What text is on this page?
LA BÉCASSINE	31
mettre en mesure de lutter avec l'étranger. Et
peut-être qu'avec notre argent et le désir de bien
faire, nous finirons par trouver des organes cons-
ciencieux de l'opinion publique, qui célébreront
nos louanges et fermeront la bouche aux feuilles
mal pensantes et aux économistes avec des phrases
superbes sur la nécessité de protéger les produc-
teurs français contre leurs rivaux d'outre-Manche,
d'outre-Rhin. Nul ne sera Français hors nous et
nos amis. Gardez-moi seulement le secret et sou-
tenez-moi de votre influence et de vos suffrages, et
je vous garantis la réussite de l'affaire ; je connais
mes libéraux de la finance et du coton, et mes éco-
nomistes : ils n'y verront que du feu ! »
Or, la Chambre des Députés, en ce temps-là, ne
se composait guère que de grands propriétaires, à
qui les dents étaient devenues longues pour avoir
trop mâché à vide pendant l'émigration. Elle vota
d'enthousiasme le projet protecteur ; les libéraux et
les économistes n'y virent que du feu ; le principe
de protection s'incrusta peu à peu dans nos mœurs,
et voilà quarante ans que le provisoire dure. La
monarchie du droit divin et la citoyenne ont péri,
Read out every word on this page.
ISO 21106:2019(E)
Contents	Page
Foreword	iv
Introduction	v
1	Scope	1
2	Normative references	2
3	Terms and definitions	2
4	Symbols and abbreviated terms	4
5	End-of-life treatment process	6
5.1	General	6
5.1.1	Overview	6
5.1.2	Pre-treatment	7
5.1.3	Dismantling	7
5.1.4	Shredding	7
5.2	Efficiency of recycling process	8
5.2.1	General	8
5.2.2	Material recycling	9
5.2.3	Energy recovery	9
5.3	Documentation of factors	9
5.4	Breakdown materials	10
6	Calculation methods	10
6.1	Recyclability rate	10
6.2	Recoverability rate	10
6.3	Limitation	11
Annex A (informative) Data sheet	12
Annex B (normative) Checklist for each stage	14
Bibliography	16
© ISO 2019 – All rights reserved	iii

• • • •

*Description of the task*:
Please reproduce all of the entries exactly as they stand.

*Answer to this task*:
What text is on this page?
LA BÉCASSINE	31
mettre en mesure de lutter avec l'étranger. Et
peut-être qu'avec notre argent et le désir de bien
faire, nous finirons par trouver des organes cons-
ciencieux de l'opinion publique, qui célébreront
nos louanges et fermeront la bouche aux feuilles
mal pensantes et aux économistes avec des phrases
superbes sur la nécessité de protéger les produc-
teurs français contre leurs rivaux d'outre-Manche,
d'outre-Rhin. Nul ne sera Français hors nous et
nos amis. Gardez-moi seulement le secret et sou-
tenez-moi de votre influence et de vos suffrages, et
je vous garantis la réussite de l'affaire ; je connais
mes libéraux de la finance et du coton, et mes éco-
nomistes : ils n'y verront que du feu ! »
Or, la Chambre des Députés, en ce temps-là, ne
se composait guère que de grands propriétaires, à
qui les dents étaient devenues longues pour avoir
trop mâché à vide pendant l'émigration. Elle vota
d'enthousiasme le projet protecteur ; les libéraux et
les économistes n'y virent que du feu ; le principe
de protection s'incrusta peu à peu dans nos mœurs,
et voilà quarante ans que le provisoire dure. La
monarchie du droit divin et la citoyenne ont péri,
Read out every word on this page.
ISO 21106:2019(E)
Contents	Page
Foreword	iv
Introduction	v
1	Scope	1
2	Normative references	2
3	Terms and definitions	2
4	Symbols and abbreviated terms	4
5	End-of-life treatment process	6
5.1	General	6
5.1.1	Overview	6
5.1.2	Pre-treatment	7
5.1.3	Dismantling	7
5.1.4	Shredding	7
5.2	Efficiency of recycling process	8
5.2.1	General	8
5.2.2	Material recycling	9
5.2.3	Energy recovery	9
5.3	Documentation of factors	9
5.4	Breakdown materials	10
6	Calculation methods	10
6.1	Recyclability rate	10
6.2	Recoverability rate	10
6.3	Limitation	11
Annex A (informative) Data sheet	12
Annex B (normative) Checklist for each stage	14
Bibliography	16
© ISO 2019 – All rights reserved	iii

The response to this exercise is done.